> [Written request]: Output the records. Match them exactly.

[Saved entries]

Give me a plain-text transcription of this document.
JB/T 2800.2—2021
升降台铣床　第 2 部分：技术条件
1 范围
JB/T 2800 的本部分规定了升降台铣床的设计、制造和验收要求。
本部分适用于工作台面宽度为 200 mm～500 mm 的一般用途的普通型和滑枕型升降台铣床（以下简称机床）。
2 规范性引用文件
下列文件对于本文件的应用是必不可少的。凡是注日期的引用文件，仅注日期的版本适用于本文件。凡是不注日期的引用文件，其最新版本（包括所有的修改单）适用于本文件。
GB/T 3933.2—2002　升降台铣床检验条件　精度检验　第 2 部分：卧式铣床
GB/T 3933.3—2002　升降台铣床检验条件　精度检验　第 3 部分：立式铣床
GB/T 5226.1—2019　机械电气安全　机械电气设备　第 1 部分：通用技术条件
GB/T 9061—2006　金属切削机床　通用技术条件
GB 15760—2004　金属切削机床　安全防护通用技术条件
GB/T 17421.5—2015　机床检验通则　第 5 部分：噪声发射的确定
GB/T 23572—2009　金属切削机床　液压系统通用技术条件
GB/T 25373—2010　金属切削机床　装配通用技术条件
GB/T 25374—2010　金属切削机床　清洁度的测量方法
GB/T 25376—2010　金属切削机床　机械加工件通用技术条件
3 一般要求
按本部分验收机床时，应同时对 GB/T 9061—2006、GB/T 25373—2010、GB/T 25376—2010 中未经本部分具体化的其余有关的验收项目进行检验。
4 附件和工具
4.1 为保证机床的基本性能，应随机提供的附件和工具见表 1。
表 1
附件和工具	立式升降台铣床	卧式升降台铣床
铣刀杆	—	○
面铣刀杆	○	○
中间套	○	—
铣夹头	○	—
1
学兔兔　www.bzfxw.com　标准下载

> [Correct output]:
Give me a plain-text transcription of this document.
JB/T 2800.2—2021
升降台铣床　第 2 部分：技术条件
1 范围
JB/T 2800 的本部分规定了升降台铣床的设计、制造和验收要求。
本部分适用于工作台面宽度为 200 mm～500 mm 的一般用途的普通型和滑枕型升降台铣床（以下简称机床）。
2 规范性引用文件
下列文件对于本文件的应用是必不可少的。凡是注日期的引用文件，仅注日期的版本适用于本文件。凡是不注日期的引用文件，其最新版本（包括所有的修改单）适用于本文件。
GB/T 3933.2—2002　升降台铣床检验条件　精度检验　第 2 部分：卧式铣床
GB/T 3933.3—2002　升降台铣床检验条件　精度检验　第 3 部分：立式铣床
GB/T 5226.1—2019　机械电气安全　机械电气设备　第 1 部分：通用技术条件
GB/T 9061—2006　金属切削机床　通用技术条件
GB 15760—2004　金属切削机床　安全防护通用技术条件
GB/T 17421.5—2015　机床检验通则　第 5 部分：噪声发射的确定
GB/T 23572—2009　金属切削机床　液压系统通用技术条件
GB/T 25373—2010　金属切削机床　装配通用技术条件
GB/T 25374—2010　金属切削机床　清洁度的测量方法
GB/T 25376—2010　金属切削机床　机械加工件通用技术条件
3 一般要求
按本部分验收机床时，应同时对 GB/T 9061—2006、GB/T 25373—2010、GB/T 25376—2010 中未经本部分具体化的其余有关的验收项目进行检验。
4 附件和工具
4.1 为保证机床的基本性能，应随机提供的附件和工具见表 1。
表 1
附件和工具	立式升降台铣床	卧式升降台铣床
铣刀杆	—	○
面铣刀杆	○	○
中间套	○	—
铣夹头	○	—
1
学兔兔　www.bzfxw.com　标准下载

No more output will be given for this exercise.